Transcribe the records below exactly as they appear.

--- start of Data for the task ---

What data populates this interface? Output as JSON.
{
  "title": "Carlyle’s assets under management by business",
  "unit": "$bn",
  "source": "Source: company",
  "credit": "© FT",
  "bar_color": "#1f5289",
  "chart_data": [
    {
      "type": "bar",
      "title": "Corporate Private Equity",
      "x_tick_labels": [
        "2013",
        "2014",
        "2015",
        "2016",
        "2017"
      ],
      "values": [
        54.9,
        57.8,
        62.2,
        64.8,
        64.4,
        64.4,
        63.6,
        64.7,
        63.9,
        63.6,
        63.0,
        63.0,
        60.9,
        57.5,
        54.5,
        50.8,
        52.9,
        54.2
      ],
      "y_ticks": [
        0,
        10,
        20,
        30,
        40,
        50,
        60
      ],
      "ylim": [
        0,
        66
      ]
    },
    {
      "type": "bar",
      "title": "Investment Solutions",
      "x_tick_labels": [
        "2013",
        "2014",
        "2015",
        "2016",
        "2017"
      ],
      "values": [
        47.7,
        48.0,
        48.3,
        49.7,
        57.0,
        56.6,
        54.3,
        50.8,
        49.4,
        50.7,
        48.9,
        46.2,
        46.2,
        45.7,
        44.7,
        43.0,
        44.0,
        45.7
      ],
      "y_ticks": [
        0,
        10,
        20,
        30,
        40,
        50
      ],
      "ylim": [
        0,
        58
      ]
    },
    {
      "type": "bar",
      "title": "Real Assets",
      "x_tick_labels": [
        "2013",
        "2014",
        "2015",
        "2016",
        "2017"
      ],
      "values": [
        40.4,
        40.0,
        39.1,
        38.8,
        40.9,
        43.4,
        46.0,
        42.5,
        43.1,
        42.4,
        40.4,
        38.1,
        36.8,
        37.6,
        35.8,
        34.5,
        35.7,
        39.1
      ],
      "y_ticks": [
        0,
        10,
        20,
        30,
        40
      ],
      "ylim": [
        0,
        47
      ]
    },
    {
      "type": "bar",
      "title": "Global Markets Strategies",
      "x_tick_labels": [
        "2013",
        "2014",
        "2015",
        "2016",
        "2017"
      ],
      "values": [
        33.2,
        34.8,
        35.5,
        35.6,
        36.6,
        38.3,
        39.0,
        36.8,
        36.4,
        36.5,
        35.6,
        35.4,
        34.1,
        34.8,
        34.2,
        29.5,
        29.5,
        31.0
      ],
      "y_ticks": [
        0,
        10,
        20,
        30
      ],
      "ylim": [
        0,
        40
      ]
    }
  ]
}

--- end of Data for the task ---

Worked answer
What data populates this interface? Output as JSON.
{
  "title": "Carlyle’s assets under management by business",
  "unit": "$bn",
  "source": "Source: company",
  "credit": "© FT",
  "bar_color": "#1f5289",
  "chart_data": [
    {
      "type": "bar",
      "title": "Corporate Private Equity",
      "x_tick_labels": [
        "2013",
        "2014",
        "2015",
        "2016",
        "2017"
      ],
      "values": [
        54.9,
        57.8,
        62.2,
        64.8,
        64.4,
        64.4,
        63.6,
        64.7,
        63.9,
        63.6,
        63.0,
        63.0,
        60.9,
        57.5,
        54.5,
        50.8,
        52.9,
        54.2
      ],
      "y_ticks": [
        0,
        10,
        20,
        30,
        40,
        50,
        60
      ],
      "ylim": [
        0,
        66
      ]
    },
    {
      "type": "bar",
      "title": "Investment Solutions",
      "x_tick_labels": [
        "2013",
        "2014",
        "2015",
        "2016",
        "2017"
      ],
      "values": [
        47.7,
        48.0,
        48.3,
        49.7,
        57.0,
        56.6,
        54.3,
        50.8,
        49.4,
        50.7,
        48.9,
        46.2,
        46.2,
        45.7,
        44.7,
        43.0,
        44.0,
        45.7
      ],
      "y_ticks": [
        0,
        10,
        20,
        30,
        40,
        50
      ],
      "ylim": [
        0,
        58
      ]
    },
    {
      "type": "bar",
      "title": "Real Assets",
      "x_tick_labels": [
        "2013",
        "2014",
        "2015",
        "2016",
        "2017"
      ],
      "values": [
        40.4,
        40.0,
        39.1,
        38.8,
        40.9,
        43.4,
        46.0,
        42.5,
        43.1,
        42.4,
        40.4,
        38.1,
        36.8,
        37.6,
        35.8,
        34.5,
        35.7,
        39.1
      ],
      "y_ticks": [
        0,
        10,
        20,
        30,
        40
      ],
      "ylim": [
        0,
        47
      ]
    },
    {
      "type": "bar",
      "title": "Global Markets Strategies",
      "x_tick_labels": [
        "2013",
        "2014",
        "2015",
        "2016",
        "2017"
      ],
      "values": [
        33.2,
        34.8,
        35.5,
        35.6,
        36.6,
        38.3,
        39.0,
        36.8,
        36.4,
        36.5,
        35.6,
        35.4,
        34.1,
        34.8,
        34.2,
        29.5,
        29.5,
        31.0
      ],
      "y_ticks": [
        0,
        10,
        20,
        30
      ],
      "ylim": [
        0,
        40
      ]
    }
  ]
}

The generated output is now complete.